● Records provided

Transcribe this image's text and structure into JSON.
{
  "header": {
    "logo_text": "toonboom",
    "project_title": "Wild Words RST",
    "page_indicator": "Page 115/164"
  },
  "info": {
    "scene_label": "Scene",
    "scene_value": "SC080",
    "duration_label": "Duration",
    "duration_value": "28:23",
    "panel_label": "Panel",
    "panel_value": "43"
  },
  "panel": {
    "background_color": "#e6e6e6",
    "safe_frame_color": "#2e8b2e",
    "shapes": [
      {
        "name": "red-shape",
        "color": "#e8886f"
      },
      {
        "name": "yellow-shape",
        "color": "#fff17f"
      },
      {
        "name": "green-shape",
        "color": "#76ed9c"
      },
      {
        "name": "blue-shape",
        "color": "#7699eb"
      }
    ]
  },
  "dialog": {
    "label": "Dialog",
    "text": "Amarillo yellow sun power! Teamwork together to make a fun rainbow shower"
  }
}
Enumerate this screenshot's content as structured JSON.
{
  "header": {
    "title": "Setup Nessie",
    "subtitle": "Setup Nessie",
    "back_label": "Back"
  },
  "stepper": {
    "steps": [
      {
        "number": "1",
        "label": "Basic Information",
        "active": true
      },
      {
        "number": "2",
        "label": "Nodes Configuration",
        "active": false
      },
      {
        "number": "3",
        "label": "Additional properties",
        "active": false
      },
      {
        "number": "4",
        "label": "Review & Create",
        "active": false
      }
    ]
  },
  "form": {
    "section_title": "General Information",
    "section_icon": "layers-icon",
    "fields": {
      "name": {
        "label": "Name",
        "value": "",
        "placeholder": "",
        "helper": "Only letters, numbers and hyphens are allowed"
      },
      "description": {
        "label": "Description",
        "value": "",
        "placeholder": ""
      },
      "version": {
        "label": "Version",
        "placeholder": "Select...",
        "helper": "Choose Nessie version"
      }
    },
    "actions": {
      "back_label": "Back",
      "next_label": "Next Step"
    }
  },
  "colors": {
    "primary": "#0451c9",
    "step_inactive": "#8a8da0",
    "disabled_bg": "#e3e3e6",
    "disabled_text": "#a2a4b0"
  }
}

● Goal of the exercise
Exactly reproduce every line of the data above.

● Exercise answer
Transcribe this image's text and structure into JSON.
{
  "header": {
    "logo_text": "toonboom",
    "project_title": "Wild Words RST",
    "page_indicator": "Page 115/164"
  },
  "info": {
    "scene_label": "Scene",
    "scene_value": "SC080",
    "duration_label": "Duration",
    "duration_value": "28:23",
    "panel_label": "Panel",
    "panel_value": "43"
  },
  "panel": {
    "background_color": "#e6e6e6",
    "safe_frame_color": "#2e8b2e",
    "shapes": [
      {
        "name": "red-shape",
        "color": "#e8886f"
      },
      {
        "name": "yellow-shape",
        "color": "#fff17f"
      },
      {
        "name": "green-shape",
        "color": "#76ed9c"
      },
      {
        "name": "blue-shape",
        "color": "#7699eb"
      }
    ]
  },
  "dialog": {
    "label": "Dialog",
    "text": "Amarillo yellow sun power! Teamwork together to make a fun rainbow shower"
  }
}
Enumerate this screenshot's content as structured JSON.
{
  "header": {
    "title": "Setup Nessie",
    "subtitle": "Setup Nessie",
    "back_label": "Back"
  },
  "stepper": {
    "steps": [
      {
        "number": "1",
        "label": "Basic Information",
        "active": true
      },
      {
        "number": "2",
        "label": "Nodes Configuration",
        "active": false
      },
      {
        "number": "3",
        "label": "Additional properties",
        "active": false
      },
      {
        "number": "4",
        "label": "Review & Create",
        "active": false
      }
    ]
  },
  "form": {
    "section_title": "General Information",
    "section_icon": "layers-icon",
    "fields": {
      "name": {
        "label": "Name",
        "value": "",
        "placeholder": "",
        "helper": "Only letters, numbers and hyphens are allowed"
      },
      "description": {
        "label": "Description",
        "value": "",
        "placeholder": ""
      },
      "version": {
        "label": "Version",
        "placeholder": "Select...",
        "helper": "Choose Nessie version"
      }
    },
    "actions": {
      "back_label": "Back",
      "next_label": "Next Step"
    }
  },
  "colors": {
    "primary": "#0451c9",
    "step_inactive": "#8a8da0",
    "disabled_bg": "#e3e3e6",
    "disabled_text": "#a2a4b0"
  }
}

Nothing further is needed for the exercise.